• _DIRECTIONS FOR THIS TASK_
Images are not part of the copy; write out the rest of the data exactly as given.

• _DATA PROVIDED_
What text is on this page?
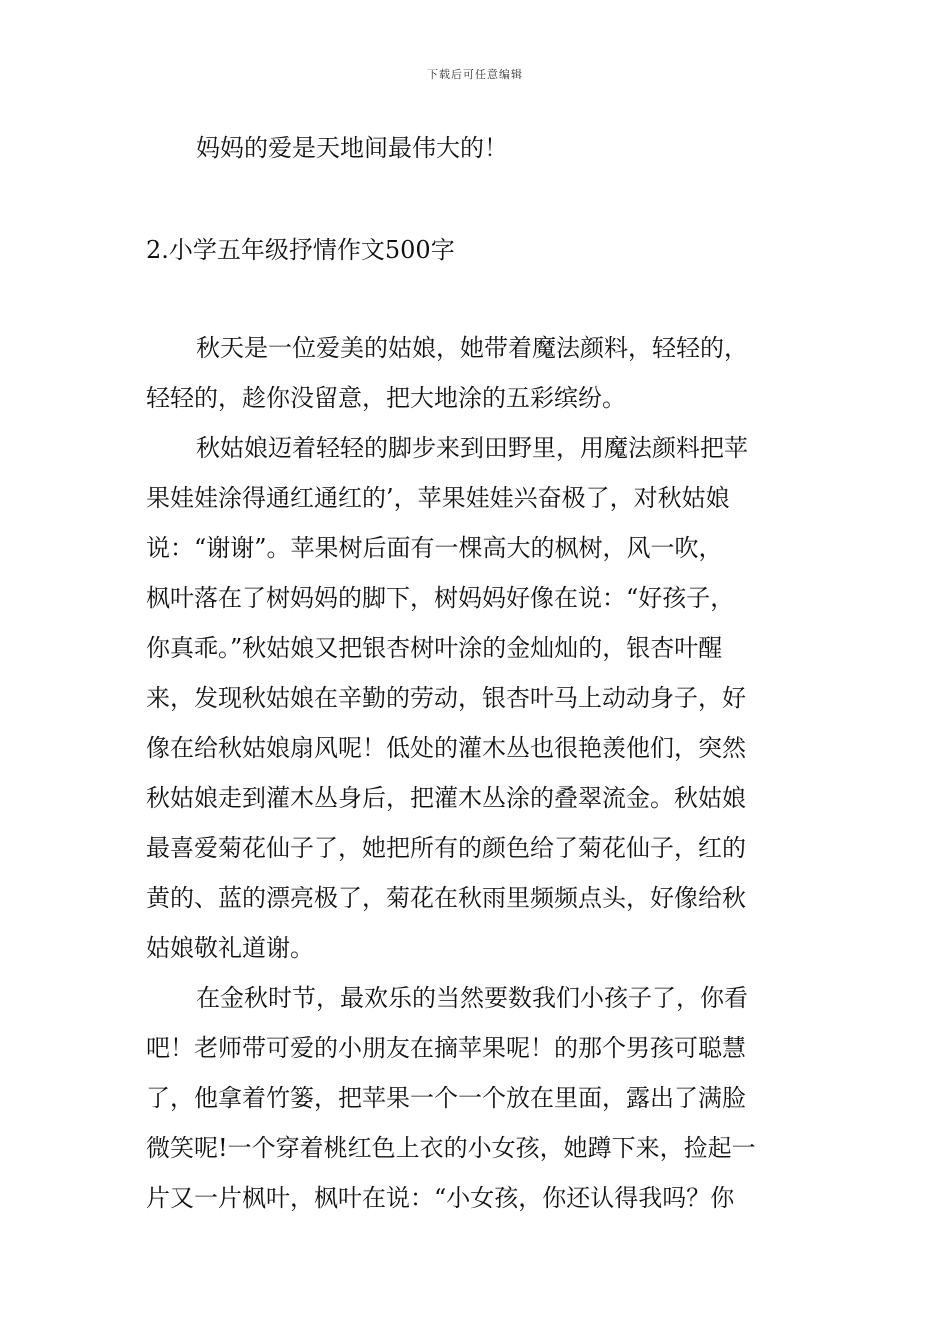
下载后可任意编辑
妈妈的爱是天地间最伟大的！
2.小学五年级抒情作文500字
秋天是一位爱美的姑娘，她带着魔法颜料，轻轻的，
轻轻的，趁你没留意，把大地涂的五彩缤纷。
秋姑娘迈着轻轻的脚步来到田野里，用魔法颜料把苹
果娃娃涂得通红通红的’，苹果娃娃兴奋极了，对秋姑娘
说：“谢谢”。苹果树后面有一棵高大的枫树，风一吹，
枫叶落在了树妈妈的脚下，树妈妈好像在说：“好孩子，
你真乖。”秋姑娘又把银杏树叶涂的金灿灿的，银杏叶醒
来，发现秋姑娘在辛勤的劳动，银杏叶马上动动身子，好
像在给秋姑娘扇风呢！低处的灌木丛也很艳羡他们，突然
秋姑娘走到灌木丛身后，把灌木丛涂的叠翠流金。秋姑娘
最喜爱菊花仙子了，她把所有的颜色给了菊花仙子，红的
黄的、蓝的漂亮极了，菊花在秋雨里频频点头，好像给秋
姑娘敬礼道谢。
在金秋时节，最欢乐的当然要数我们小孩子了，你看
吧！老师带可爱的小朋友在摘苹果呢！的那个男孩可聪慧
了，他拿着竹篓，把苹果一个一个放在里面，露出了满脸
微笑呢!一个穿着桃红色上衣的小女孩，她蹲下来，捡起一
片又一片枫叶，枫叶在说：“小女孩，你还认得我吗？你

• _OUTPUT FOR THIS TASK_
What text is on this page?
下载后可任意编辑
妈妈的爱是天地间最伟大的！
2.小学五年级抒情作文500字
秋天是一位爱美的姑娘，她带着魔法颜料，轻轻的，
轻轻的，趁你没留意，把大地涂的五彩缤纷。
秋姑娘迈着轻轻的脚步来到田野里，用魔法颜料把苹
果娃娃涂得通红通红的’，苹果娃娃兴奋极了，对秋姑娘
说：“谢谢”。苹果树后面有一棵高大的枫树，风一吹，
枫叶落在了树妈妈的脚下，树妈妈好像在说：“好孩子，
你真乖。”秋姑娘又把银杏树叶涂的金灿灿的，银杏叶醒
来，发现秋姑娘在辛勤的劳动，银杏叶马上动动身子，好
像在给秋姑娘扇风呢！低处的灌木丛也很艳羡他们，突然
秋姑娘走到灌木丛身后，把灌木丛涂的叠翠流金。秋姑娘
最喜爱菊花仙子了，她把所有的颜色给了菊花仙子，红的
黄的、蓝的漂亮极了，菊花在秋雨里频频点头，好像给秋
姑娘敬礼道谢。
在金秋时节，最欢乐的当然要数我们小孩子了，你看
吧！老师带可爱的小朋友在摘苹果呢！的那个男孩可聪慧
了，他拿着竹篓，把苹果一个一个放在里面，露出了满脸
微笑呢!一个穿着桃红色上衣的小女孩，她蹲下来，捡起一
片又一片枫叶，枫叶在说：“小女孩，你还认得我吗？你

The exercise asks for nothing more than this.